[start Items]
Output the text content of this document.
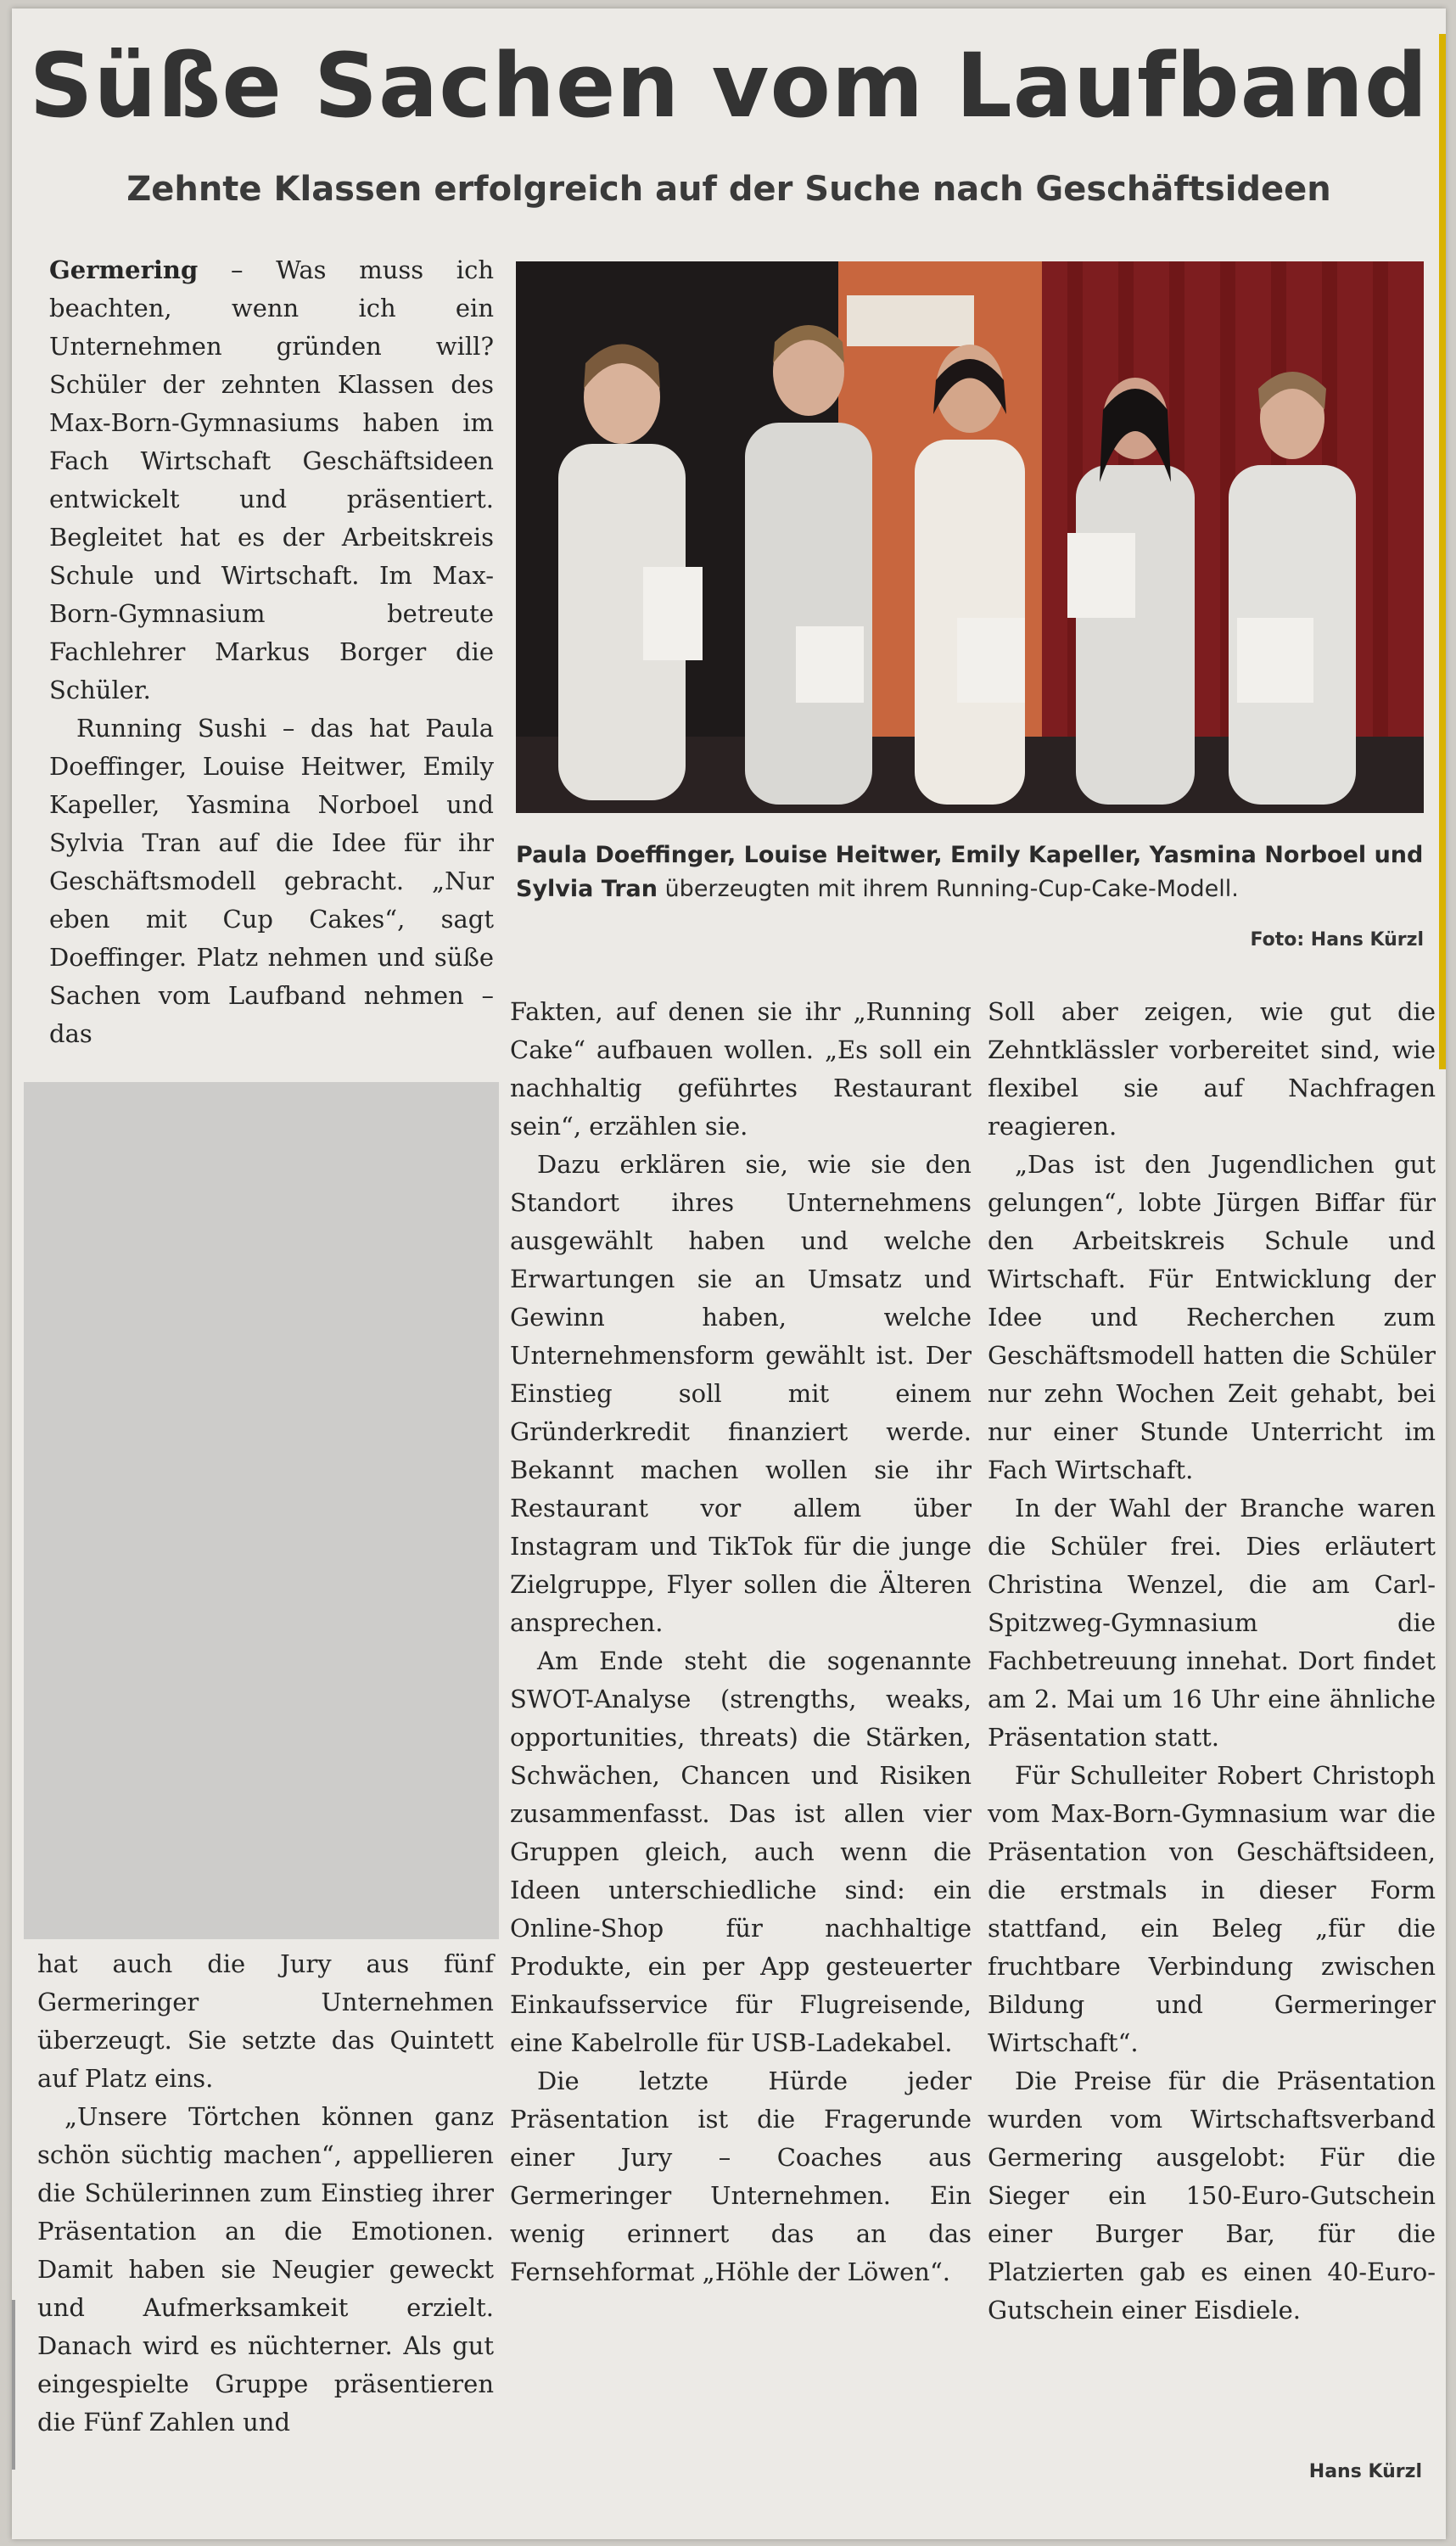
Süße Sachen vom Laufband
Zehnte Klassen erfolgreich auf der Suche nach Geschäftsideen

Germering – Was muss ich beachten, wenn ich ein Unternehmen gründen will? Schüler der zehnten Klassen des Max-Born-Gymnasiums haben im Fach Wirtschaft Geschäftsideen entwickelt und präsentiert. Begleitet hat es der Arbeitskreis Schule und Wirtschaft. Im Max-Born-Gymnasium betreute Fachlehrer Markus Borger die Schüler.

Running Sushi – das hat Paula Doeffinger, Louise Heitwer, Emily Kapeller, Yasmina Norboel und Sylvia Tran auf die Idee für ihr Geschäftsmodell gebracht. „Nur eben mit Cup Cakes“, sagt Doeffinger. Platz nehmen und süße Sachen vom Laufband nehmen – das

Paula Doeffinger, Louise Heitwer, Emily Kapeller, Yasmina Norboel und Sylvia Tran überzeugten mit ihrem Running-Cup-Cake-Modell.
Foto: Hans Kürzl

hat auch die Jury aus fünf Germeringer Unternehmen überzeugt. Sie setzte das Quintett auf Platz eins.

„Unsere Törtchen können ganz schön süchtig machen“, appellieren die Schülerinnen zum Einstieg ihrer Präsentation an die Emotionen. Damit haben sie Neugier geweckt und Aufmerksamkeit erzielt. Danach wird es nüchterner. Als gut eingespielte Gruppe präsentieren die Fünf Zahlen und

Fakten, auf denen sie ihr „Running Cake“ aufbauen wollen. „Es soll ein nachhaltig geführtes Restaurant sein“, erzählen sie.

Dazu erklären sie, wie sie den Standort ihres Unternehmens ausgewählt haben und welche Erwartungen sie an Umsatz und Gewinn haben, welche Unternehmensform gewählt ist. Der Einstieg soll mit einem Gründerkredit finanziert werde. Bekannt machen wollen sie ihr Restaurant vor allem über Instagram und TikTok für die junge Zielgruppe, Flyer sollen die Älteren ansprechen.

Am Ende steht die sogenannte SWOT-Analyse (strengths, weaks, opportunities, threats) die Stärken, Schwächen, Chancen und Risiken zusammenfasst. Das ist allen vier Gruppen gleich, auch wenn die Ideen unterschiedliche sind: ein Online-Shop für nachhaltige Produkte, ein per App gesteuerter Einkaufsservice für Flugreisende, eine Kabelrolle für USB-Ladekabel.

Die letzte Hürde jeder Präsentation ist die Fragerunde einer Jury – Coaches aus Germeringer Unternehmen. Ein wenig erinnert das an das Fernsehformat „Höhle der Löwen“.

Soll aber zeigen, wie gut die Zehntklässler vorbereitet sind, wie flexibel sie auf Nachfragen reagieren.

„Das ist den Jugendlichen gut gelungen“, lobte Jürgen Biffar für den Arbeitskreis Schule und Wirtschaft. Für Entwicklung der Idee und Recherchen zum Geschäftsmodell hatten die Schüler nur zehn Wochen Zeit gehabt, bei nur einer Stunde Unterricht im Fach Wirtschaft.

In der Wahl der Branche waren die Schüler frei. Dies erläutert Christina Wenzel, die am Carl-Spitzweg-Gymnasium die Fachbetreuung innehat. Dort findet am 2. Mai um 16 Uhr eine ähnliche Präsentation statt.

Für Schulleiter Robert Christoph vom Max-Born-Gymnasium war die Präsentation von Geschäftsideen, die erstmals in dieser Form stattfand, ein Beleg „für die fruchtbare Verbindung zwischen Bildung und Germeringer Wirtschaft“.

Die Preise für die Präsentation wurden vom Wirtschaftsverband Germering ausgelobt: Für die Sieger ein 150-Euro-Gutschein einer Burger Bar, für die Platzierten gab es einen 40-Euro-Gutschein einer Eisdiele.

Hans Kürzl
[end Items]
[start Items]
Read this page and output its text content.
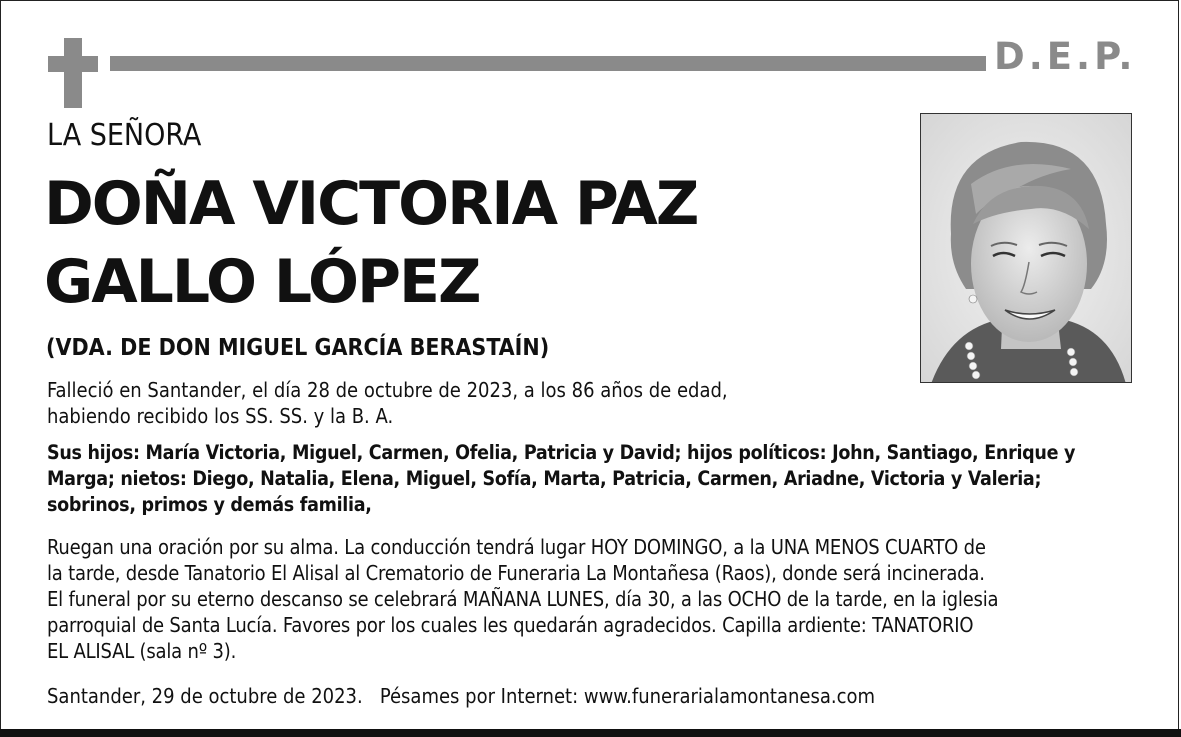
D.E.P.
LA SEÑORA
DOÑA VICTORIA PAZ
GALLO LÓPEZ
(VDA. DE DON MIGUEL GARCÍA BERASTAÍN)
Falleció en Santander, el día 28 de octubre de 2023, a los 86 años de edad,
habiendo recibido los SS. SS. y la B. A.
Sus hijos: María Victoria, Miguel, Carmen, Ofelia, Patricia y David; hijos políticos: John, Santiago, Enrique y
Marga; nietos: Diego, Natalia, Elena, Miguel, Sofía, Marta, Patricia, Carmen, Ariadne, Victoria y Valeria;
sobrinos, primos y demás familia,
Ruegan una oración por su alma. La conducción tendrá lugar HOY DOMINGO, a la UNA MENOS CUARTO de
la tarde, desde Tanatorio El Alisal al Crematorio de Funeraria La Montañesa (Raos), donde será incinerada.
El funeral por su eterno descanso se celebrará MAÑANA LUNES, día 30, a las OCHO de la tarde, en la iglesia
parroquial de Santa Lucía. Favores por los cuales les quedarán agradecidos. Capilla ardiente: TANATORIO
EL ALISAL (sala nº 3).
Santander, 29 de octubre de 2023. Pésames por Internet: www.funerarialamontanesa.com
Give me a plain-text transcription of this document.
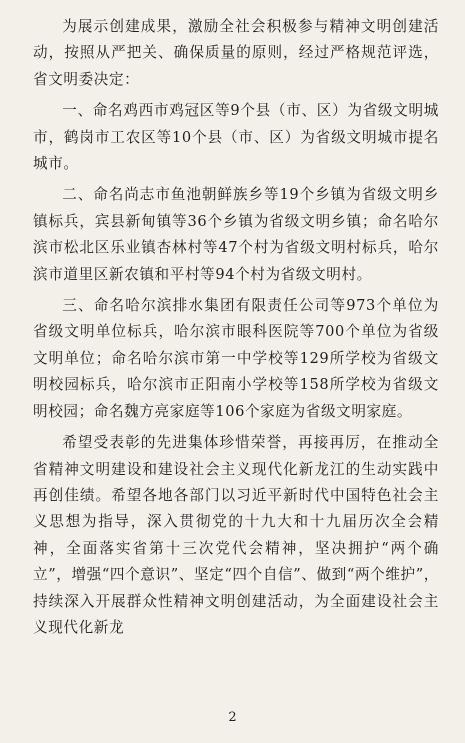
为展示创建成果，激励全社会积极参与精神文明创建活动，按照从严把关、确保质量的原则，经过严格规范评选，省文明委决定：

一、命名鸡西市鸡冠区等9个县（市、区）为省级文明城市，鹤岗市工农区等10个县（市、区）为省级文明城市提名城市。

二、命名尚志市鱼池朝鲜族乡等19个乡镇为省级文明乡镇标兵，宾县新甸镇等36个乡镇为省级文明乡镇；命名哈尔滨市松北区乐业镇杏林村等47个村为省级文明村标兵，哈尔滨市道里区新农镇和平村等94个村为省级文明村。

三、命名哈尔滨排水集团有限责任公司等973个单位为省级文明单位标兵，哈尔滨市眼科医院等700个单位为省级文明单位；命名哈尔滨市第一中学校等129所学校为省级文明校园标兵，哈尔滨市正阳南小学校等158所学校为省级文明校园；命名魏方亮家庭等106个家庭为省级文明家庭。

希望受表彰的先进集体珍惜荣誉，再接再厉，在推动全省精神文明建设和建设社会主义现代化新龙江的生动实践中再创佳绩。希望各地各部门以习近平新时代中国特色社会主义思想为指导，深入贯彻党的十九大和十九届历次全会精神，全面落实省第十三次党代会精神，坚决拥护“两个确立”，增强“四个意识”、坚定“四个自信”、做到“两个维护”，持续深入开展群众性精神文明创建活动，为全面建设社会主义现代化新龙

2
[end Items]
[start Items]
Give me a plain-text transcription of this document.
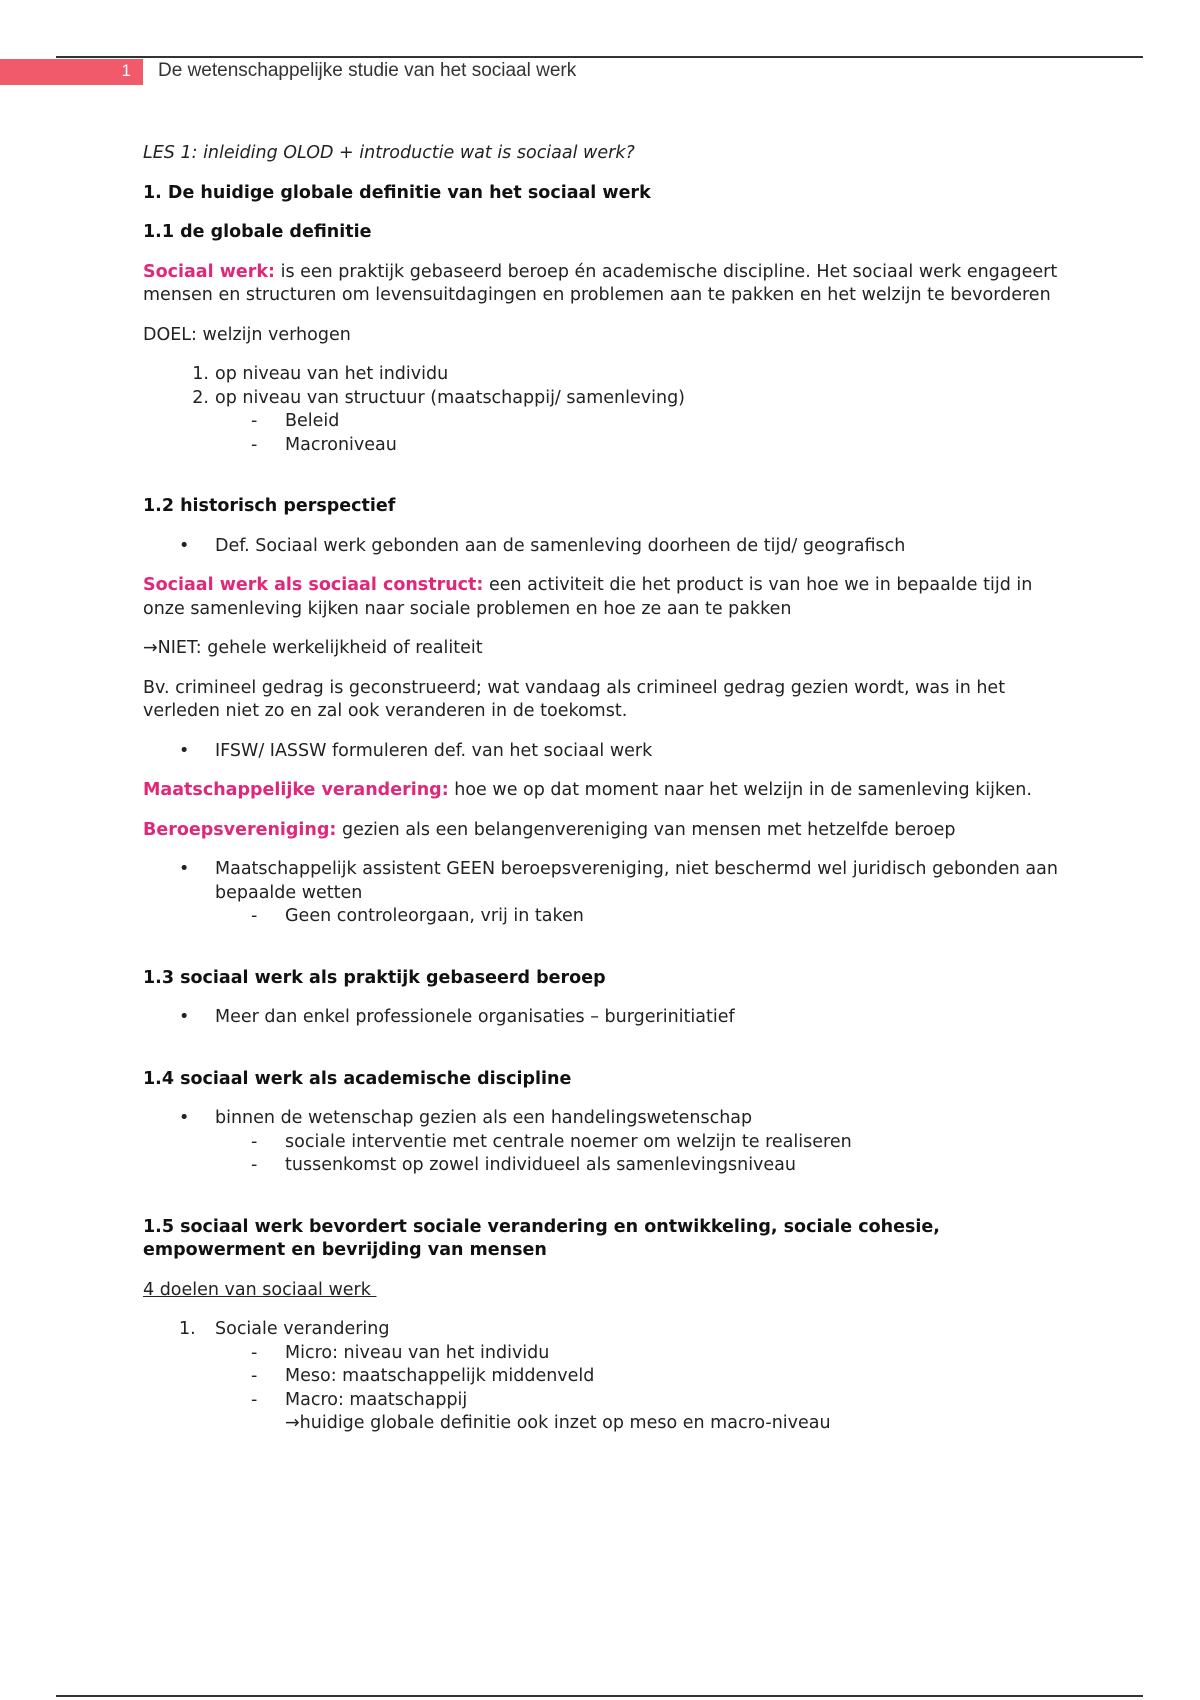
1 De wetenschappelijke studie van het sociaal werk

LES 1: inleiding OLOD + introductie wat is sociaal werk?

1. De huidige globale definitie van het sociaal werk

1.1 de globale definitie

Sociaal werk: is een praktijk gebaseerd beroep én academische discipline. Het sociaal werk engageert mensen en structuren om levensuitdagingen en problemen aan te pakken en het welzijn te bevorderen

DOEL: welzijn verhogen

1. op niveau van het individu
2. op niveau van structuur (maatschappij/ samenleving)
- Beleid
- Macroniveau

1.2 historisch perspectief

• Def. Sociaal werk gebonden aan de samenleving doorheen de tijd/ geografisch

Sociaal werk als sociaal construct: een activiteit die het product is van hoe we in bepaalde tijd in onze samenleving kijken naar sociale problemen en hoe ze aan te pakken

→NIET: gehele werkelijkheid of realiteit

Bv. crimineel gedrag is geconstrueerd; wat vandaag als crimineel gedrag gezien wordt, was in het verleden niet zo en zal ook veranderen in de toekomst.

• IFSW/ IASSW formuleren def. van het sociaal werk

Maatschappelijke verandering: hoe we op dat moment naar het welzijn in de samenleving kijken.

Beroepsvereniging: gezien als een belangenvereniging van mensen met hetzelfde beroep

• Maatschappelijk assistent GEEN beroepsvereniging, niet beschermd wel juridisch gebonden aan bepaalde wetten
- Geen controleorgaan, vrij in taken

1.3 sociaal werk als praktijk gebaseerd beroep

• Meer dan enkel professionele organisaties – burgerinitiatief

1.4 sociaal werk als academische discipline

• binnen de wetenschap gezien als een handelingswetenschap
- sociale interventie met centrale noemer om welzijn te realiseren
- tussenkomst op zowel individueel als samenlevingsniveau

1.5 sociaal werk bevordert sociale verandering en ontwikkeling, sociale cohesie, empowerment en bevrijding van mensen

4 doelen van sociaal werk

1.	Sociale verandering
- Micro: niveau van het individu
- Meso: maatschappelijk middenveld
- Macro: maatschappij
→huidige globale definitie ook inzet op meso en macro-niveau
[end Items]
Challenge – Look through the records and gather every line containing "Einstieg".

Finished exercise –
„Unsere Törtchen können ganz schön süchtig machen“, appellieren die Schülerinnen zum Einstieg ihrer Präsentation an die Emotionen. Damit haben sie Neugier geweckt und Aufmerksamkeit erzielt. Danach wird es nüchterner. Als gut eingespielte Gruppe präsentieren die Fünf Zahlen und
Dazu erklären sie, wie sie den Standort ihres Unternehmens ausgewählt haben und welche Erwartungen sie an Umsatz und Gewinn haben, welche Unternehmensform gewählt ist. Der Einstieg soll mit einem Gründerkredit finanziert werde. Bekannt machen wollen sie ihr Restaurant vor allem über Instagram und TikTok für die junge Zielgruppe, Flyer sollen die Älteren ansprechen.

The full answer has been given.